Dataset extract:
++++

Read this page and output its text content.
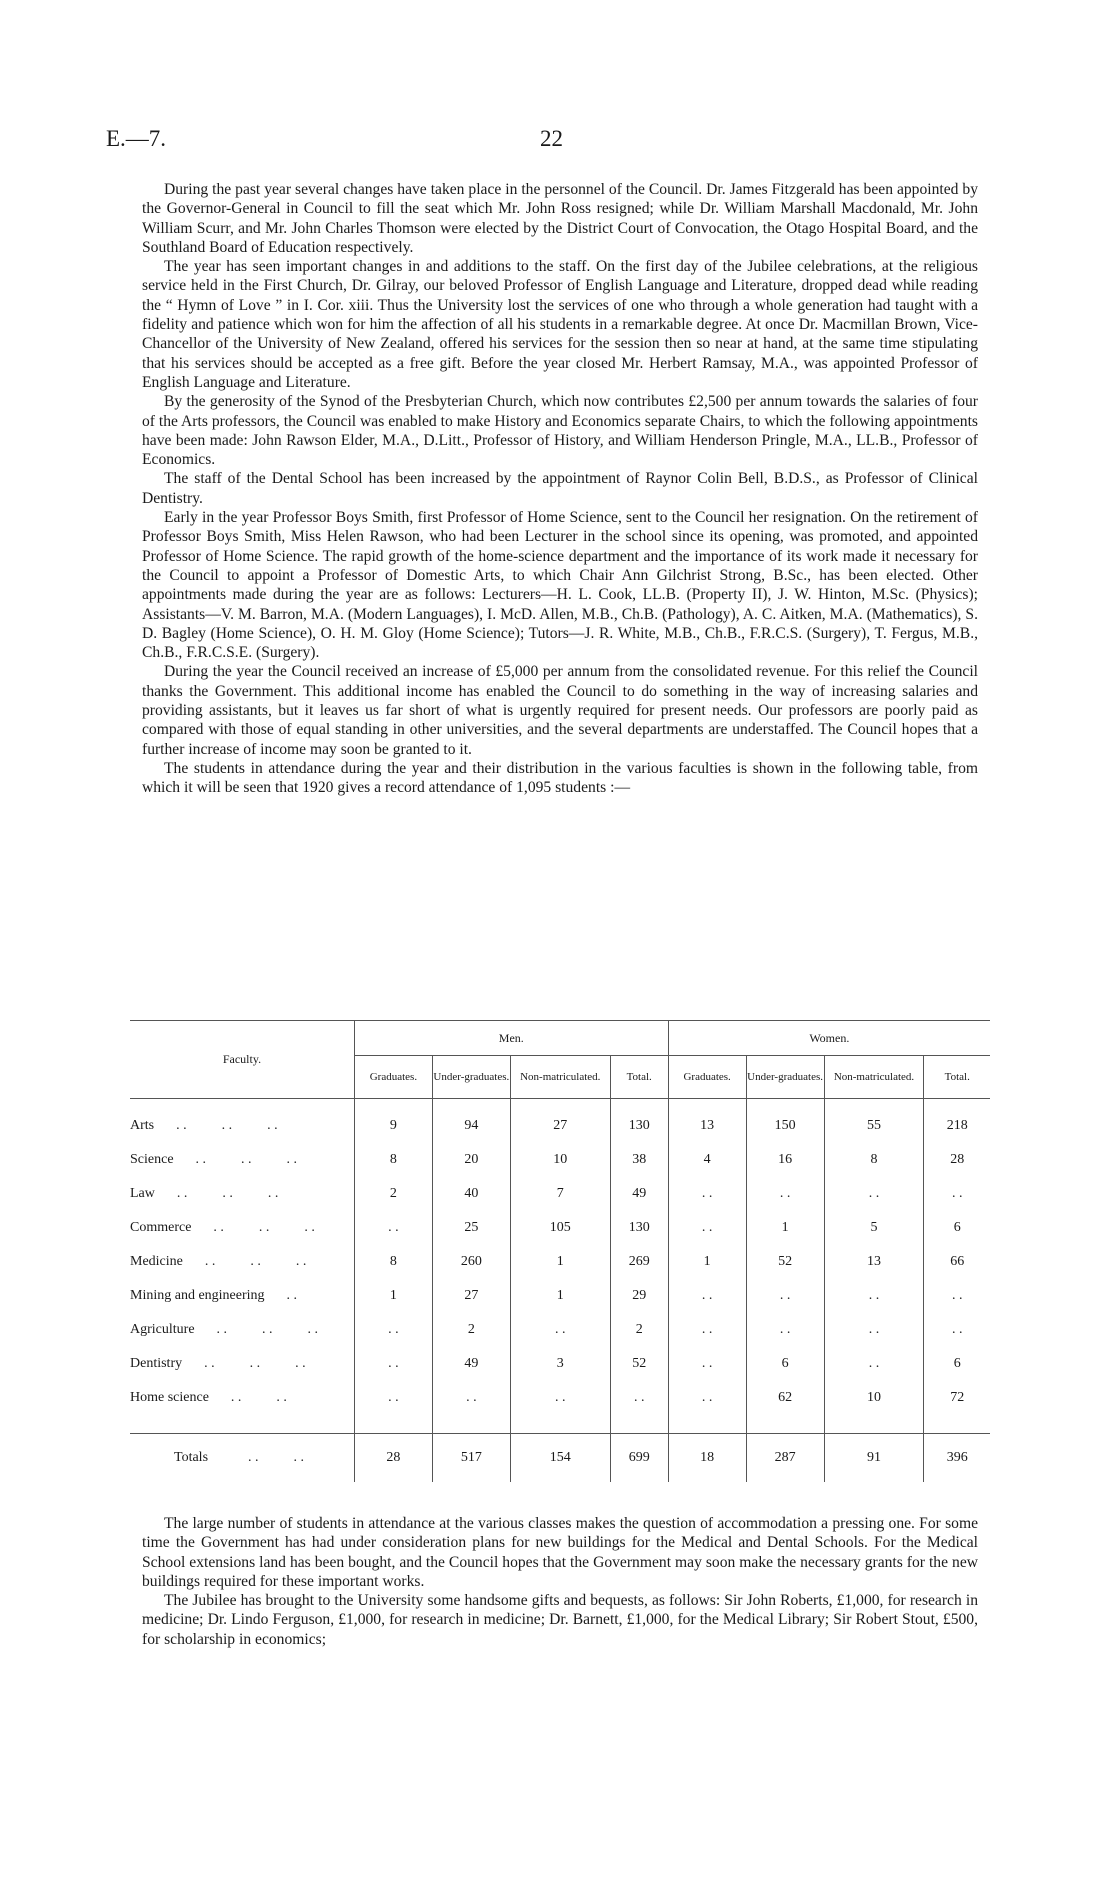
E.—7.	22

During the past year several changes have taken place in the personnel of the Council. Dr. James Fitzgerald has been appointed by the Governor-General in Council to fill the seat which Mr. John Ross resigned; while Dr. William Marshall Macdonald, Mr. John William Scurr, and Mr. John Charles Thomson were elected by the District Court of Convocation, the Otago Hospital Board, and the Southland Board of Education respectively.

The year has seen important changes in and additions to the staff. On the first day of the Jubilee celebrations, at the religious service held in the First Church, Dr. Gilray, our beloved Professor of English Language and Literature, dropped dead while reading the “ Hymn of Love ” in I. Cor. xiii. Thus the University lost the services of one who through a whole generation had taught with a fidelity and patience which won for him the affection of all his students in a remarkable degree. At once Dr. Macmillan Brown, Vice-Chancellor of the University of New Zealand, offered his services for the session then so near at hand, at the same time stipulating that his services should be accepted as a free gift. Before the year closed Mr. Herbert Ramsay, M.A., was appointed Professor of English Language and Literature.

By the generosity of the Synod of the Presbyterian Church, which now contributes £2,500 per annum towards the salaries of four of the Arts professors, the Council was enabled to make History and Economics separate Chairs, to which the following appointments have been made: John Rawson Elder, M.A., D.Litt., Professor of History, and William Henderson Pringle, M.A., LL.B., Professor of Economics.

The staff of the Dental School has been increased by the appointment of Raynor Colin Bell, B.D.S., as Professor of Clinical Dentistry.

Early in the year Professor Boys Smith, first Professor of Home Science, sent to the Council her resignation. On the retirement of Professor Boys Smith, Miss Helen Rawson, who had been Lecturer in the school since its opening, was promoted, and appointed Professor of Home Science. The rapid growth of the home-science department and the importance of its work made it necessary for the Council to appoint a Professor of Domestic Arts, to which Chair Ann Gilchrist Strong, B.Sc., has been elected. Other appointments made during the year are as follows: Lecturers—H. L. Cook, LL.B. (Property II), J. W. Hinton, M.Sc. (Physics); Assistants—V. M. Barron, M.A. (Modern Languages), I. McD. Allen, M.B., Ch.B. (Pathology), A. C. Aitken, M.A. (Mathematics), S. D. Bagley (Home Science), O. H. M. Gloy (Home Science); Tutors—J. R. White, M.B., Ch.B., F.R.C.S. (Surgery), T. Fergus, M.B., Ch.B., F.R.C.S.E. (Surgery).

During the year the Council received an increase of £5,000 per annum from the consolidated revenue. For this relief the Council thanks the Government. This additional income has enabled the Council to do something in the way of increasing salaries and providing assistants, but it leaves us far short of what is urgently required for present needs. Our professors are poorly paid as compared with those of equal standing in other universities, and the several departments are understaffed. The Council hopes that a further increase of income may soon be granted to it.

The students in attendance during the year and their distribution in the various faculties is shown in the following table, from which it will be seen that 1920 gives a record attendance of 1,095 students :—

Faculty.	Men.				Women.			
	Graduates.	Under-graduates.	Non-matriculated.	Total.	Graduates.	Under-graduates.	Non-matriculated.	Total.
Arts . .          . .          . .	9	94	27	130	13	150	55	218
Science . .          . .          . .	8	20	10	38	4	16	8	28
Law . .          . .          . .	2	40	7	49	. .	. .	. .	. .
Commerce . .          . .          . .	. .	25	105	130	. .	1	5	6
Medicine . .          . .          . .	8	260	1	269	1	52	13	66
Mining and engineering . .	1	27	1	29	. .	. .	. .	. .
Agriculture . .          . .          . .	. .	2	. .	2	. .	. .	. .	. .
Dentistry . .          . .          . .	. .	49	3	52	. .	6	. .	6
Home science . .          . .	. .	. .	. .	. .	. .	62	10	72

Totals . .          . .	28	517	154	699	18	287	91	396

The large number of students in attendance at the various classes makes the question of accommodation a pressing one. For some time the Government has had under consideration plans for new buildings for the Medical and Dental Schools. For the Medical School extensions land has been bought, and the Council hopes that the Government may soon make the necessary grants for the new buildings required for these important works.

The Jubilee has brought to the University some handsome gifts and bequests, as follows: Sir John Roberts, £1,000, for research in medicine; Dr. Lindo Ferguson, £1,000, for research in medicine; Dr. Barnett, £1,000, for the Medical Library; Sir Robert Stout, £500, for scholarship in economics;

++++

Work to complete:
Send back the data above word for word, with the pictures left out.

Written reply:
Read this page and output its text content.
E.—7.	22

During the past year several changes have taken place in the personnel of the Council. Dr. James Fitzgerald has been appointed by the Governor-General in Council to fill the seat which Mr. John Ross resigned; while Dr. William Marshall Macdonald, Mr. John William Scurr, and Mr. John Charles Thomson were elected by the District Court of Convocation, the Otago Hospital Board, and the Southland Board of Education respectively.

The year has seen important changes in and additions to the staff. On the first day of the Jubilee celebrations, at the religious service held in the First Church, Dr. Gilray, our beloved Professor of English Language and Literature, dropped dead while reading the “ Hymn of Love ” in I. Cor. xiii. Thus the University lost the services of one who through a whole generation had taught with a fidelity and patience which won for him the affection of all his students in a remarkable degree. At once Dr. Macmillan Brown, Vice-Chancellor of the University of New Zealand, offered his services for the session then so near at hand, at the same time stipulating that his services should be accepted as a free gift. Before the year closed Mr. Herbert Ramsay, M.A., was appointed Professor of English Language and Literature.

By the generosity of the Synod of the Presbyterian Church, which now contributes £2,500 per annum towards the salaries of four of the Arts professors, the Council was enabled to make History and Economics separate Chairs, to which the following appointments have been made: John Rawson Elder, M.A., D.Litt., Professor of History, and William Henderson Pringle, M.A., LL.B., Professor of Economics.

The staff of the Dental School has been increased by the appointment of Raynor Colin Bell, B.D.S., as Professor of Clinical Dentistry.

Early in the year Professor Boys Smith, first Professor of Home Science, sent to the Council her resignation. On the retirement of Professor Boys Smith, Miss Helen Rawson, who had been Lecturer in the school since its opening, was promoted, and appointed Professor of Home Science. The rapid growth of the home-science department and the importance of its work made it necessary for the Council to appoint a Professor of Domestic Arts, to which Chair Ann Gilchrist Strong, B.Sc., has been elected. Other appointments made during the year are as follows: Lecturers—H. L. Cook, LL.B. (Property II), J. W. Hinton, M.Sc. (Physics); Assistants—V. M. Barron, M.A. (Modern Languages), I. McD. Allen, M.B., Ch.B. (Pathology), A. C. Aitken, M.A. (Mathematics), S. D. Bagley (Home Science), O. H. M. Gloy (Home Science); Tutors—J. R. White, M.B., Ch.B., F.R.C.S. (Surgery), T. Fergus, M.B., Ch.B., F.R.C.S.E. (Surgery).

During the year the Council received an increase of £5,000 per annum from the consolidated revenue. For this relief the Council thanks the Government. This additional income has enabled the Council to do something in the way of increasing salaries and providing assistants, but it leaves us far short of what is urgently required for present needs. Our professors are poorly paid as compared with those of equal standing in other universities, and the several departments are understaffed. The Council hopes that a further increase of income may soon be granted to it.

The students in attendance during the year and their distribution in the various faculties is shown in the following table, from which it will be seen that 1920 gives a record attendance of 1,095 students :—

Faculty.	Men.				Women.			
	Graduates.	Under-graduates.	Non-matriculated.	Total.	Graduates.	Under-graduates.	Non-matriculated.	Total.
Arts . .          . .          . .	9	94	27	130	13	150	55	218
Science . .          . .          . .	8	20	10	38	4	16	8	28
Law . .          . .          . .	2	40	7	49	. .	. .	. .	. .
Commerce . .          . .          . .	. .	25	105	130	. .	1	5	6
Medicine . .          . .          . .	8	260	1	269	1	52	13	66
Mining and engineering . .	1	27	1	29	. .	. .	. .	. .
Agriculture . .          . .          . .	. .	2	. .	2	. .	. .	. .	. .
Dentistry . .          . .          . .	. .	49	3	52	. .	6	. .	6
Home science . .          . .	. .	. .	. .	. .	. .	62	10	72

Totals . .          . .	28	517	154	699	18	287	91	396

The large number of students in attendance at the various classes makes the question of accommodation a pressing one. For some time the Government has had under consideration plans for new buildings for the Medical and Dental Schools. For the Medical School extensions land has been bought, and the Council hopes that the Government may soon make the necessary grants for the new buildings required for these important works.

The Jubilee has brought to the University some handsome gifts and bequests, as follows: Sir John Roberts, £1,000, for research in medicine; Dr. Lindo Ferguson, £1,000, for research in medicine; Dr. Barnett, £1,000, for the Medical Library; Sir Robert Stout, £500, for scholarship in economics;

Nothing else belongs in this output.